### What you are asked to do
All entries are to be given again verbatim.

### The input
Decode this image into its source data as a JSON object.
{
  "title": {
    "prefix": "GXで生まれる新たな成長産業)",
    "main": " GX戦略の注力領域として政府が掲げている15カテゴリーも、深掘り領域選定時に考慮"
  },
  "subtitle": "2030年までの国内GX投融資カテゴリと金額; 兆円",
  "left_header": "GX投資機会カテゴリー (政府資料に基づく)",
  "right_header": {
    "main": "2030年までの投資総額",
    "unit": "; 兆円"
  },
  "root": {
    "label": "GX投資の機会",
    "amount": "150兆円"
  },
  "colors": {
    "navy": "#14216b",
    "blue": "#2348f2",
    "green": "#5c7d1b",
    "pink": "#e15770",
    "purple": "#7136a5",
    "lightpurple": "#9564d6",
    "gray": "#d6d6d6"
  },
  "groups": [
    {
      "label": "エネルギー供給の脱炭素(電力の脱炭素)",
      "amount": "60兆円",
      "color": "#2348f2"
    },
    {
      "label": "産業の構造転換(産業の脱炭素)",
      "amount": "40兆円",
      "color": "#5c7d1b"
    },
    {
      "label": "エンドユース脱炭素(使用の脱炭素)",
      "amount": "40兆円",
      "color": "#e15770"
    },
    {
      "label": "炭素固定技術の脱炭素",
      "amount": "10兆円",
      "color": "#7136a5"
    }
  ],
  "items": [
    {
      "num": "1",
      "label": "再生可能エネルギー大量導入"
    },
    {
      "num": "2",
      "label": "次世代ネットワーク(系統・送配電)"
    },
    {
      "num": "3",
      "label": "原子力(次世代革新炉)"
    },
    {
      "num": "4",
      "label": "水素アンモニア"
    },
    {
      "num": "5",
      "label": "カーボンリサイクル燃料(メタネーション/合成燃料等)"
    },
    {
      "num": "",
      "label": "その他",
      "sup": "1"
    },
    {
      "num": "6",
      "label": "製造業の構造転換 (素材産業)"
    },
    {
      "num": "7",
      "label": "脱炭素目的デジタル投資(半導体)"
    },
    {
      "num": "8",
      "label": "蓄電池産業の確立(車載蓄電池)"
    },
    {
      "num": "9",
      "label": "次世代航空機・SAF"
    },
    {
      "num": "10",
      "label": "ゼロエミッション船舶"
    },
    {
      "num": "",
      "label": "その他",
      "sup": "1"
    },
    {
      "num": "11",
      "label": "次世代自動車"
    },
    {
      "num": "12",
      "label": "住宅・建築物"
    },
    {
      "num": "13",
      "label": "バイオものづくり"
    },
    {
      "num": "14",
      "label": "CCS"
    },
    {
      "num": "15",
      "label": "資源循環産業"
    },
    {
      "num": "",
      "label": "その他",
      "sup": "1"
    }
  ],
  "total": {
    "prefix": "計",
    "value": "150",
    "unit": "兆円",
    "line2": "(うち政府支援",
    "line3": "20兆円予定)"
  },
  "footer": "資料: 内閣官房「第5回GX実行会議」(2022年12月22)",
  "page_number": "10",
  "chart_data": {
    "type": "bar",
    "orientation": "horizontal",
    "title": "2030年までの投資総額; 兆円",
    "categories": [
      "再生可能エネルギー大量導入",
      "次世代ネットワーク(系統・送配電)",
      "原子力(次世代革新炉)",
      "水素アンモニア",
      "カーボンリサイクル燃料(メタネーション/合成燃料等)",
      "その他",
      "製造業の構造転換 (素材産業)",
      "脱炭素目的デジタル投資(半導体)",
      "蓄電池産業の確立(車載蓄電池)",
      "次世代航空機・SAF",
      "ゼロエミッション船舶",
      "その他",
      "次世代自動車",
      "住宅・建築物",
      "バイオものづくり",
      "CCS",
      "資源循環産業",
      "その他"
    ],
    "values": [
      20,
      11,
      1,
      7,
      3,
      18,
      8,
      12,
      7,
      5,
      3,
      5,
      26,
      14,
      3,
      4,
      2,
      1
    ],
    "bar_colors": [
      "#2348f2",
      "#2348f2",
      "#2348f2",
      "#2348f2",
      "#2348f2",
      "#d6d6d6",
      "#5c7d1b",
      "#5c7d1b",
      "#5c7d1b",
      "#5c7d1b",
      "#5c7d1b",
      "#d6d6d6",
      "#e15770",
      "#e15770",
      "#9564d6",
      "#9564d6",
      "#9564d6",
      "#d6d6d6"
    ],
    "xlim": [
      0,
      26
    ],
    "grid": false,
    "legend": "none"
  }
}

### Finished exercise
Decode this image into its source data as a JSON object.
{
  "title": {
    "prefix": "GXで生まれる新たな成長産業)",
    "main": " GX戦略の注力領域として政府が掲げている15カテゴリーも、深掘り領域選定時に考慮"
  },
  "subtitle": "2030年までの国内GX投融資カテゴリと金額; 兆円",
  "left_header": "GX投資機会カテゴリー (政府資料に基づく)",
  "right_header": {
    "main": "2030年までの投資総額",
    "unit": "; 兆円"
  },
  "root": {
    "label": "GX投資の機会",
    "amount": "150兆円"
  },
  "colors": {
    "navy": "#14216b",
    "blue": "#2348f2",
    "green": "#5c7d1b",
    "pink": "#e15770",
    "purple": "#7136a5",
    "lightpurple": "#9564d6",
    "gray": "#d6d6d6"
  },
  "groups": [
    {
      "label": "エネルギー供給の脱炭素(電力の脱炭素)",
      "amount": "60兆円",
      "color": "#2348f2"
    },
    {
      "label": "産業の構造転換(産業の脱炭素)",
      "amount": "40兆円",
      "color": "#5c7d1b"
    },
    {
      "label": "エンドユース脱炭素(使用の脱炭素)",
      "amount": "40兆円",
      "color": "#e15770"
    },
    {
      "label": "炭素固定技術の脱炭素",
      "amount": "10兆円",
      "color": "#7136a5"
    }
  ],
  "items": [
    {
      "num": "1",
      "label": "再生可能エネルギー大量導入"
    },
    {
      "num": "2",
      "label": "次世代ネットワーク(系統・送配電)"
    },
    {
      "num": "3",
      "label": "原子力(次世代革新炉)"
    },
    {
      "num": "4",
      "label": "水素アンモニア"
    },
    {
      "num": "5",
      "label": "カーボンリサイクル燃料(メタネーション/合成燃料等)"
    },
    {
      "num": "",
      "label": "その他",
      "sup": "1"
    },
    {
      "num": "6",
      "label": "製造業の構造転換 (素材産業)"
    },
    {
      "num": "7",
      "label": "脱炭素目的デジタル投資(半導体)"
    },
    {
      "num": "8",
      "label": "蓄電池産業の確立(車載蓄電池)"
    },
    {
      "num": "9",
      "label": "次世代航空機・SAF"
    },
    {
      "num": "10",
      "label": "ゼロエミッション船舶"
    },
    {
      "num": "",
      "label": "その他",
      "sup": "1"
    },
    {
      "num": "11",
      "label": "次世代自動車"
    },
    {
      "num": "12",
      "label": "住宅・建築物"
    },
    {
      "num": "13",
      "label": "バイオものづくり"
    },
    {
      "num": "14",
      "label": "CCS"
    },
    {
      "num": "15",
      "label": "資源循環産業"
    },
    {
      "num": "",
      "label": "その他",
      "sup": "1"
    }
  ],
  "total": {
    "prefix": "計",
    "value": "150",
    "unit": "兆円",
    "line2": "(うち政府支援",
    "line3": "20兆円予定)"
  },
  "footer": "資料: 内閣官房「第5回GX実行会議」(2022年12月22)",
  "page_number": "10",
  "chart_data": {
    "type": "bar",
    "orientation": "horizontal",
    "title": "2030年までの投資総額; 兆円",
    "categories": [
      "再生可能エネルギー大量導入",
      "次世代ネットワーク(系統・送配電)",
      "原子力(次世代革新炉)",
      "水素アンモニア",
      "カーボンリサイクル燃料(メタネーション/合成燃料等)",
      "その他",
      "製造業の構造転換 (素材産業)",
      "脱炭素目的デジタル投資(半導体)",
      "蓄電池産業の確立(車載蓄電池)",
      "次世代航空機・SAF",
      "ゼロエミッション船舶",
      "その他",
      "次世代自動車",
      "住宅・建築物",
      "バイオものづくり",
      "CCS",
      "資源循環産業",
      "その他"
    ],
    "values": [
      20,
      11,
      1,
      7,
      3,
      18,
      8,
      12,
      7,
      5,
      3,
      5,
      26,
      14,
      3,
      4,
      2,
      1
    ],
    "bar_colors": [
      "#2348f2",
      "#2348f2",
      "#2348f2",
      "#2348f2",
      "#2348f2",
      "#d6d6d6",
      "#5c7d1b",
      "#5c7d1b",
      "#5c7d1b",
      "#5c7d1b",
      "#5c7d1b",
      "#d6d6d6",
      "#e15770",
      "#e15770",
      "#9564d6",
      "#9564d6",
      "#9564d6",
      "#d6d6d6"
    ],
    "xlim": [
      0,
      26
    ],
    "grid": false,
    "legend": "none"
  }
}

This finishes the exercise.